═══ SOURCE MATERIAL

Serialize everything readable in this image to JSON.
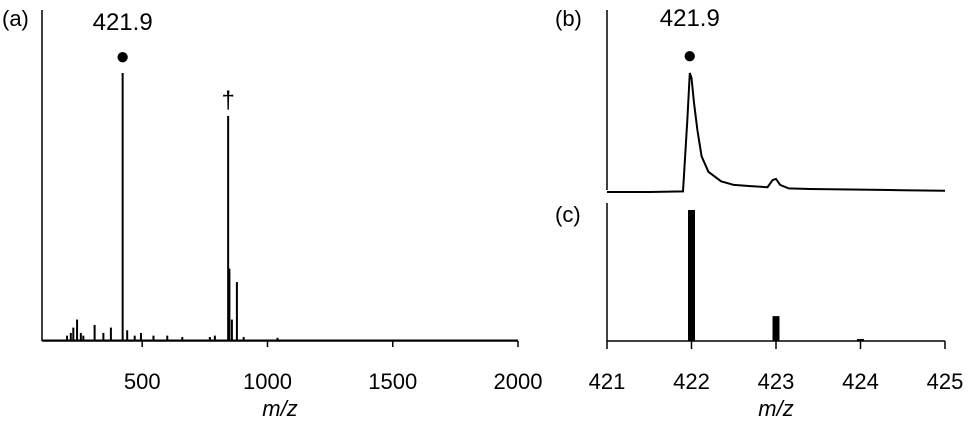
{
  "chart_data": [
    {
      "id": "a",
      "type": "line",
      "panel_label": "(a)",
      "xlabel": "m/z",
      "ylabel": "",
      "xlim": [
        100,
        2000
      ],
      "ylim": [
        0,
        100
      ],
      "x_ticks": [
        500,
        1000,
        1500,
        2000
      ],
      "x_tick_labels": [
        "500",
        "1000",
        "1500",
        "2000"
      ],
      "grid": false,
      "series": [
        {
          "peaks": [
            {
              "x": 200,
              "y": 2
            },
            {
              "x": 215,
              "y": 3
            },
            {
              "x": 225,
              "y": 5
            },
            {
              "x": 240,
              "y": 8
            },
            {
              "x": 255,
              "y": 3
            },
            {
              "x": 265,
              "y": 2
            },
            {
              "x": 310,
              "y": 6
            },
            {
              "x": 345,
              "y": 3
            },
            {
              "x": 375,
              "y": 5
            },
            {
              "x": 421.9,
              "y": 100
            },
            {
              "x": 440,
              "y": 4
            },
            {
              "x": 470,
              "y": 2
            },
            {
              "x": 495,
              "y": 3
            },
            {
              "x": 545,
              "y": 2
            },
            {
              "x": 600,
              "y": 2
            },
            {
              "x": 660,
              "y": 1.5
            },
            {
              "x": 770,
              "y": 1.5
            },
            {
              "x": 790,
              "y": 2
            },
            {
              "x": 843,
              "y": 84
            },
            {
              "x": 848,
              "y": 27
            },
            {
              "x": 858,
              "y": 8
            },
            {
              "x": 878,
              "y": 22
            },
            {
              "x": 905,
              "y": 1.5
            },
            {
              "x": 1040,
              "y": 1.2
            }
          ]
        }
      ],
      "annotations": [
        {
          "text": "421.9",
          "marker": "●",
          "x": 421.9
        },
        {
          "text": "†",
          "x": 843
        }
      ]
    },
    {
      "id": "b",
      "type": "line",
      "panel_label": "(b)",
      "xlim": [
        421,
        425
      ],
      "ylim": [
        0,
        100
      ],
      "series": [
        {
          "x": [
            421.0,
            421.5,
            421.9,
            421.95,
            421.98,
            422.0,
            422.03,
            422.07,
            422.12,
            422.2,
            422.35,
            422.5,
            422.7,
            422.9,
            422.96,
            423.0,
            423.05,
            423.15,
            423.4,
            424.0,
            424.5,
            425.0
          ],
          "y": [
            0,
            0,
            0.5,
            60,
            100,
            96,
            75,
            52,
            30,
            17,
            9,
            6,
            5,
            4,
            10,
            11,
            6,
            3,
            2.5,
            2,
            1.5,
            1
          ]
        }
      ],
      "annotations": [
        {
          "text": "421.9",
          "marker": "●",
          "x": 421.98
        }
      ]
    },
    {
      "id": "c",
      "type": "bar",
      "panel_label": "(c)",
      "xlabel": "m/z",
      "xlim": [
        421,
        425
      ],
      "ylim": [
        0,
        100
      ],
      "x_ticks": [
        421,
        422,
        423,
        424,
        425
      ],
      "x_tick_labels": [
        "421",
        "422",
        "423",
        "424",
        "425"
      ],
      "grid": false,
      "series": [
        {
          "x": [
            422.0,
            423.0,
            424.0
          ],
          "values": [
            100,
            19,
            1.5
          ]
        }
      ]
    }
  ]
}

══════

> EXERCISE GOAL:
Nothing but the pictures may be dropped; output the records above exactly.

> RESPONSE TO THIS TASK:
Serialize everything readable in this image to JSON.
{
  "chart_data": [
    {
      "id": "a",
      "type": "line",
      "panel_label": "(a)",
      "xlabel": "m/z",
      "ylabel": "",
      "xlim": [
        100,
        2000
      ],
      "ylim": [
        0,
        100
      ],
      "x_ticks": [
        500,
        1000,
        1500,
        2000
      ],
      "x_tick_labels": [
        "500",
        "1000",
        "1500",
        "2000"
      ],
      "grid": false,
      "series": [
        {
          "peaks": [
            {
              "x": 200,
              "y": 2
            },
            {
              "x": 215,
              "y": 3
            },
            {
              "x": 225,
              "y": 5
            },
            {
              "x": 240,
              "y": 8
            },
            {
              "x": 255,
              "y": 3
            },
            {
              "x": 265,
              "y": 2
            },
            {
              "x": 310,
              "y": 6
            },
            {
              "x": 345,
              "y": 3
            },
            {
              "x": 375,
              "y": 5
            },
            {
              "x": 421.9,
              "y": 100
            },
            {
              "x": 440,
              "y": 4
            },
            {
              "x": 470,
              "y": 2
            },
            {
              "x": 495,
              "y": 3
            },
            {
              "x": 545,
              "y": 2
            },
            {
              "x": 600,
              "y": 2
            },
            {
              "x": 660,
              "y": 1.5
            },
            {
              "x": 770,
              "y": 1.5
            },
            {
              "x": 790,
              "y": 2
            },
            {
              "x": 843,
              "y": 84
            },
            {
              "x": 848,
              "y": 27
            },
            {
              "x": 858,
              "y": 8
            },
            {
              "x": 878,
              "y": 22
            },
            {
              "x": 905,
              "y": 1.5
            },
            {
              "x": 1040,
              "y": 1.2
            }
          ]
        }
      ],
      "annotations": [
        {
          "text": "421.9",
          "marker": "●",
          "x": 421.9
        },
        {
          "text": "†",
          "x": 843
        }
      ]
    },
    {
      "id": "b",
      "type": "line",
      "panel_label": "(b)",
      "xlim": [
        421,
        425
      ],
      "ylim": [
        0,
        100
      ],
      "series": [
        {
          "x": [
            421.0,
            421.5,
            421.9,
            421.95,
            421.98,
            422.0,
            422.03,
            422.07,
            422.12,
            422.2,
            422.35,
            422.5,
            422.7,
            422.9,
            422.96,
            423.0,
            423.05,
            423.15,
            423.4,
            424.0,
            424.5,
            425.0
          ],
          "y": [
            0,
            0,
            0.5,
            60,
            100,
            96,
            75,
            52,
            30,
            17,
            9,
            6,
            5,
            4,
            10,
            11,
            6,
            3,
            2.5,
            2,
            1.5,
            1
          ]
        }
      ],
      "annotations": [
        {
          "text": "421.9",
          "marker": "●",
          "x": 421.98
        }
      ]
    },
    {
      "id": "c",
      "type": "bar",
      "panel_label": "(c)",
      "xlabel": "m/z",
      "xlim": [
        421,
        425
      ],
      "ylim": [
        0,
        100
      ],
      "x_ticks": [
        421,
        422,
        423,
        424,
        425
      ],
      "x_tick_labels": [
        "421",
        "422",
        "423",
        "424",
        "425"
      ],
      "grid": false,
      "series": [
        {
          "x": [
            422.0,
            423.0,
            424.0
          ],
          "values": [
            100,
            19,
            1.5
          ]
        }
      ]
    }
  ]
}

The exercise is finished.